═════ PROVIDED ENTRIES ═════
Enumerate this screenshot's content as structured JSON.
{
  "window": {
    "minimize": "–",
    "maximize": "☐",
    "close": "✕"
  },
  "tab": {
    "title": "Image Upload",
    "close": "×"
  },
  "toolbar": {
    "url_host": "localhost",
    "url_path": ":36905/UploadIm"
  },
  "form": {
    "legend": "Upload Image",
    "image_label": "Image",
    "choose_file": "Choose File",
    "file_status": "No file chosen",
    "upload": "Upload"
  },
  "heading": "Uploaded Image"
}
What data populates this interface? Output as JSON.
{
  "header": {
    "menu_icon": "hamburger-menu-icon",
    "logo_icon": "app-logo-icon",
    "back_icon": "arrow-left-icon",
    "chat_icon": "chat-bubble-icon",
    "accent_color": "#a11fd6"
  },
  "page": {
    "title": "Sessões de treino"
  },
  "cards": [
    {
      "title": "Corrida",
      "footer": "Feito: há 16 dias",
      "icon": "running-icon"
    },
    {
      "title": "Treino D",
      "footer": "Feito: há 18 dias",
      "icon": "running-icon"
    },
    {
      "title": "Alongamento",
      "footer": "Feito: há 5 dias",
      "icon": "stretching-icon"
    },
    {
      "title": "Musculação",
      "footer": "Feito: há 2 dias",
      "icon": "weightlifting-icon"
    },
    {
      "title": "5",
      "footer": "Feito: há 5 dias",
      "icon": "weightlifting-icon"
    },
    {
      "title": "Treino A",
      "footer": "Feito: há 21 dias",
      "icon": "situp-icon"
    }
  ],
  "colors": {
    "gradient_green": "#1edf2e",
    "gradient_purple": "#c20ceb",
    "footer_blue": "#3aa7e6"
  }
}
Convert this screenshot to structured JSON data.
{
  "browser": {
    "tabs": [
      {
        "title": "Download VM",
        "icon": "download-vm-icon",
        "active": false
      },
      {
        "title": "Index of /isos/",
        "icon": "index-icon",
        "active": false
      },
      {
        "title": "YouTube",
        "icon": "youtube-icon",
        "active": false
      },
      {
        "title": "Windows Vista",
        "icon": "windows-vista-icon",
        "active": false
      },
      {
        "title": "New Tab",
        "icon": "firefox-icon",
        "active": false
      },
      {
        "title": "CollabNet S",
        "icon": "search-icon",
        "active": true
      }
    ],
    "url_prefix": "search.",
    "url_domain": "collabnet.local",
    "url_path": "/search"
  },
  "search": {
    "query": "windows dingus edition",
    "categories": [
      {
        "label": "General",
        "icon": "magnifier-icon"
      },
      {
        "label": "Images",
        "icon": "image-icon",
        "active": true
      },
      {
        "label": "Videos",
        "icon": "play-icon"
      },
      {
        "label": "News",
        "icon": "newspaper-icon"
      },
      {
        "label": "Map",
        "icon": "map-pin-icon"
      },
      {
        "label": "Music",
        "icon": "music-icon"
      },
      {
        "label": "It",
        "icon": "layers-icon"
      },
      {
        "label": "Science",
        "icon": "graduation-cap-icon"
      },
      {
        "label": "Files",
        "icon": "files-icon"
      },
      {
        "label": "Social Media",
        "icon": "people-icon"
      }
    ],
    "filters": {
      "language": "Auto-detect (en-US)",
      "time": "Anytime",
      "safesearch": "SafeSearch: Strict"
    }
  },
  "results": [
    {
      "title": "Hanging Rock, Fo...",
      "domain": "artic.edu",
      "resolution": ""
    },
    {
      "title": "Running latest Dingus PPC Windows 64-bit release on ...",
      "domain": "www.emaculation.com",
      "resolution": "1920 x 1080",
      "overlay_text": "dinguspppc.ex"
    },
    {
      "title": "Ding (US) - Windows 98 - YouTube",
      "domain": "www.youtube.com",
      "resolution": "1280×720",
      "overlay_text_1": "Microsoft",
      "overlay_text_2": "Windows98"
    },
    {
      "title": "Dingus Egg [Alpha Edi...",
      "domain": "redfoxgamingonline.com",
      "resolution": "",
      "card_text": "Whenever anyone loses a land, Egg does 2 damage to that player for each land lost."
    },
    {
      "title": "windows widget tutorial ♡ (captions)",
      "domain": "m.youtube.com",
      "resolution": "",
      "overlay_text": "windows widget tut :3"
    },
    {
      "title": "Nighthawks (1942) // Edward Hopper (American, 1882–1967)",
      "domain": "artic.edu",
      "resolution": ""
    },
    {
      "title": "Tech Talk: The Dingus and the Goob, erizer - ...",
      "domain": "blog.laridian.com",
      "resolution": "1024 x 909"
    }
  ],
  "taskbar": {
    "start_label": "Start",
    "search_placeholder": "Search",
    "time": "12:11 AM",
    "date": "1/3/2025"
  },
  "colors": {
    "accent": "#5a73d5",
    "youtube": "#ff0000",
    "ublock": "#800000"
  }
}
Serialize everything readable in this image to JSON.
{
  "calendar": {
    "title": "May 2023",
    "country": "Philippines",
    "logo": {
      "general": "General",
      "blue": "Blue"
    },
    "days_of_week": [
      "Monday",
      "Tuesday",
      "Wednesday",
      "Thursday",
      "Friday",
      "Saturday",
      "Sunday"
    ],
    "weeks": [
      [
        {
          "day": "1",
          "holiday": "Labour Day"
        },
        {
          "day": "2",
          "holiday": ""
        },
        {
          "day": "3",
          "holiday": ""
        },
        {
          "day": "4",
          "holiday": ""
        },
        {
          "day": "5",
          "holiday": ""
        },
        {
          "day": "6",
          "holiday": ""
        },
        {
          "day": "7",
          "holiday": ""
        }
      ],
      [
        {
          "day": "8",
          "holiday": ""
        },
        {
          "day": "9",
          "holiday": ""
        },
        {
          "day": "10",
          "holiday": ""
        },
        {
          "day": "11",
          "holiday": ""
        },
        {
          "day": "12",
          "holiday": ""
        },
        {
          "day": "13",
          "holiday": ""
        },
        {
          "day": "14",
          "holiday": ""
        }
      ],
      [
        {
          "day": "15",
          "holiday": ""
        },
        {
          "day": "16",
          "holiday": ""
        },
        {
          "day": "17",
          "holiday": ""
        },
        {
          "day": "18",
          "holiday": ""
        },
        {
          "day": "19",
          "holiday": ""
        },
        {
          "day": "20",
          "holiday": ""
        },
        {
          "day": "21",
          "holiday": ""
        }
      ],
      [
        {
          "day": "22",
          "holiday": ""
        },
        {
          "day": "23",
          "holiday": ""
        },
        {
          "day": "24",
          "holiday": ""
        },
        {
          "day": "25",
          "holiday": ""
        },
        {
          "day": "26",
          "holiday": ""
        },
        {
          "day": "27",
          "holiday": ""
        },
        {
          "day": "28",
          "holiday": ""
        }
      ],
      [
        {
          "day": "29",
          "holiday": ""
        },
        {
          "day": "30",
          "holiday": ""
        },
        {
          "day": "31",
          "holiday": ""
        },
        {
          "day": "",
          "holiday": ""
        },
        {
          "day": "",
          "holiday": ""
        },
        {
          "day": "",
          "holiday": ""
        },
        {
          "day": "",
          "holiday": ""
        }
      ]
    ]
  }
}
═════
Please quote the records above exactly, without skipping a line.

# RESULT FOR THIS TASK
Enumerate this screenshot's content as structured JSON.
{
  "window": {
    "minimize": "–",
    "maximize": "☐",
    "close": "✕"
  },
  "tab": {
    "title": "Image Upload",
    "close": "×"
  },
  "toolbar": {
    "url_host": "localhost",
    "url_path": ":36905/UploadIm"
  },
  "form": {
    "legend": "Upload Image",
    "image_label": "Image",
    "choose_file": "Choose File",
    "file_status": "No file chosen",
    "upload": "Upload"
  },
  "heading": "Uploaded Image"
}
What data populates this interface? Output as JSON.
{
  "header": {
    "menu_icon": "hamburger-menu-icon",
    "logo_icon": "app-logo-icon",
    "back_icon": "arrow-left-icon",
    "chat_icon": "chat-bubble-icon",
    "accent_color": "#a11fd6"
  },
  "page": {
    "title": "Sessões de treino"
  },
  "cards": [
    {
      "title": "Corrida",
      "footer": "Feito: há 16 dias",
      "icon": "running-icon"
    },
    {
      "title": "Treino D",
      "footer": "Feito: há 18 dias",
      "icon": "running-icon"
    },
    {
      "title": "Alongamento",
      "footer": "Feito: há 5 dias",
      "icon": "stretching-icon"
    },
    {
      "title": "Musculação",
      "footer": "Feito: há 2 dias",
      "icon": "weightlifting-icon"
    },
    {
      "title": "5",
      "footer": "Feito: há 5 dias",
      "icon": "weightlifting-icon"
    },
    {
      "title": "Treino A",
      "footer": "Feito: há 21 dias",
      "icon": "situp-icon"
    }
  ],
  "colors": {
    "gradient_green": "#1edf2e",
    "gradient_purple": "#c20ceb",
    "footer_blue": "#3aa7e6"
  }
}
Convert this screenshot to structured JSON data.
{
  "browser": {
    "tabs": [
      {
        "title": "Download VM",
        "icon": "download-vm-icon",
        "active": false
      },
      {
        "title": "Index of /isos/",
        "icon": "index-icon",
        "active": false
      },
      {
        "title": "YouTube",
        "icon": "youtube-icon",
        "active": false
      },
      {
        "title": "Windows Vista",
        "icon": "windows-vista-icon",
        "active": false
      },
      {
        "title": "New Tab",
        "icon": "firefox-icon",
        "active": false
      },
      {
        "title": "CollabNet S",
        "icon": "search-icon",
        "active": true
      }
    ],
    "url_prefix": "search.",
    "url_domain": "collabnet.local",
    "url_path": "/search"
  },
  "search": {
    "query": "windows dingus edition",
    "categories": [
      {
        "label": "General",
        "icon": "magnifier-icon"
      },
      {
        "label": "Images",
        "icon": "image-icon",
        "active": true
      },
      {
        "label": "Videos",
        "icon": "play-icon"
      },
      {
        "label": "News",
        "icon": "newspaper-icon"
      },
      {
        "label": "Map",
        "icon": "map-pin-icon"
      },
      {
        "label": "Music",
        "icon": "music-icon"
      },
      {
        "label": "It",
        "icon": "layers-icon"
      },
      {
        "label": "Science",
        "icon": "graduation-cap-icon"
      },
      {
        "label": "Files",
        "icon": "files-icon"
      },
      {
        "label": "Social Media",
        "icon": "people-icon"
      }
    ],
    "filters": {
      "language": "Auto-detect (en-US)",
      "time": "Anytime",
      "safesearch": "SafeSearch: Strict"
    }
  },
  "results": [
    {
      "title": "Hanging Rock, Fo...",
      "domain": "artic.edu",
      "resolution": ""
    },
    {
      "title": "Running latest Dingus PPC Windows 64-bit release on ...",
      "domain": "www.emaculation.com",
      "resolution": "1920 x 1080",
      "overlay_text": "dinguspppc.ex"
    },
    {
      "title": "Ding (US) - Windows 98 - YouTube",
      "domain": "www.youtube.com",
      "resolution": "1280×720",
      "overlay_text_1": "Microsoft",
      "overlay_text_2": "Windows98"
    },
    {
      "title": "Dingus Egg [Alpha Edi...",
      "domain": "redfoxgamingonline.com",
      "resolution": "",
      "card_text": "Whenever anyone loses a land, Egg does 2 damage to that player for each land lost."
    },
    {
      "title": "windows widget tutorial ♡ (captions)",
      "domain": "m.youtube.com",
      "resolution": "",
      "overlay_text": "windows widget tut :3"
    },
    {
      "title": "Nighthawks (1942) // Edward Hopper (American, 1882–1967)",
      "domain": "artic.edu",
      "resolution": ""
    },
    {
      "title": "Tech Talk: The Dingus and the Goob, erizer - ...",
      "domain": "blog.laridian.com",
      "resolution": "1024 x 909"
    }
  ],
  "taskbar": {
    "start_label": "Start",
    "search_placeholder": "Search",
    "time": "12:11 AM",
    "date": "1/3/2025"
  },
  "colors": {
    "accent": "#5a73d5",
    "youtube": "#ff0000",
    "ublock": "#800000"
  }
}
Serialize everything readable in this image to JSON.
{
  "calendar": {
    "title": "May 2023",
    "country": "Philippines",
    "logo": {
      "general": "General",
      "blue": "Blue"
    },
    "days_of_week": [
      "Monday",
      "Tuesday",
      "Wednesday",
      "Thursday",
      "Friday",
      "Saturday",
      "Sunday"
    ],
    "weeks": [
      [
        {
          "day": "1",
          "holiday": "Labour Day"
        },
        {
          "day": "2",
          "holiday": ""
        },
        {
          "day": "3",
          "holiday": ""
        },
        {
          "day": "4",
          "holiday": ""
        },
        {
          "day": "5",
          "holiday": ""
        },
        {
          "day": "6",
          "holiday": ""
        },
        {
          "day": "7",
          "holiday": ""
        }
      ],
      [
        {
          "day": "8",
          "holiday": ""
        },
        {
          "day": "9",
          "holiday": ""
        },
        {
          "day": "10",
          "holiday": ""
        },
        {
          "day": "11",
          "holiday": ""
        },
        {
          "day": "12",
          "holiday": ""
        },
        {
          "day": "13",
          "holiday": ""
        },
        {
          "day": "14",
          "holiday": ""
        }
      ],
      [
        {
          "day": "15",
          "holiday": ""
        },
        {
          "day": "16",
          "holiday": ""
        },
        {
          "day": "17",
          "holiday": ""
        },
        {
          "day": "18",
          "holiday": ""
        },
        {
          "day": "19",
          "holiday": ""
        },
        {
          "day": "20",
          "holiday": ""
        },
        {
          "day": "21",
          "holiday": ""
        }
      ],
      [
        {
          "day": "22",
          "holiday": ""
        },
        {
          "day": "23",
          "holiday": ""
        },
        {
          "day": "24",
          "holiday": ""
        },
        {
          "day": "25",
          "holiday": ""
        },
        {
          "day": "26",
          "holiday": ""
        },
        {
          "day": "27",
          "holiday": ""
        },
        {
          "day": "28",
          "holiday": ""
        }
      ],
      [
        {
          "day": "29",
          "holiday": ""
        },
        {
          "day": "30",
          "holiday": ""
        },
        {
          "day": "31",
          "holiday": ""
        },
        {
          "day": "",
          "holiday": ""
        },
        {
          "day": "",
          "holiday": ""
        },
        {
          "day": "",
          "holiday": ""
        },
        {
          "day": "",
          "holiday": ""
        }
      ]
    ]
  }
}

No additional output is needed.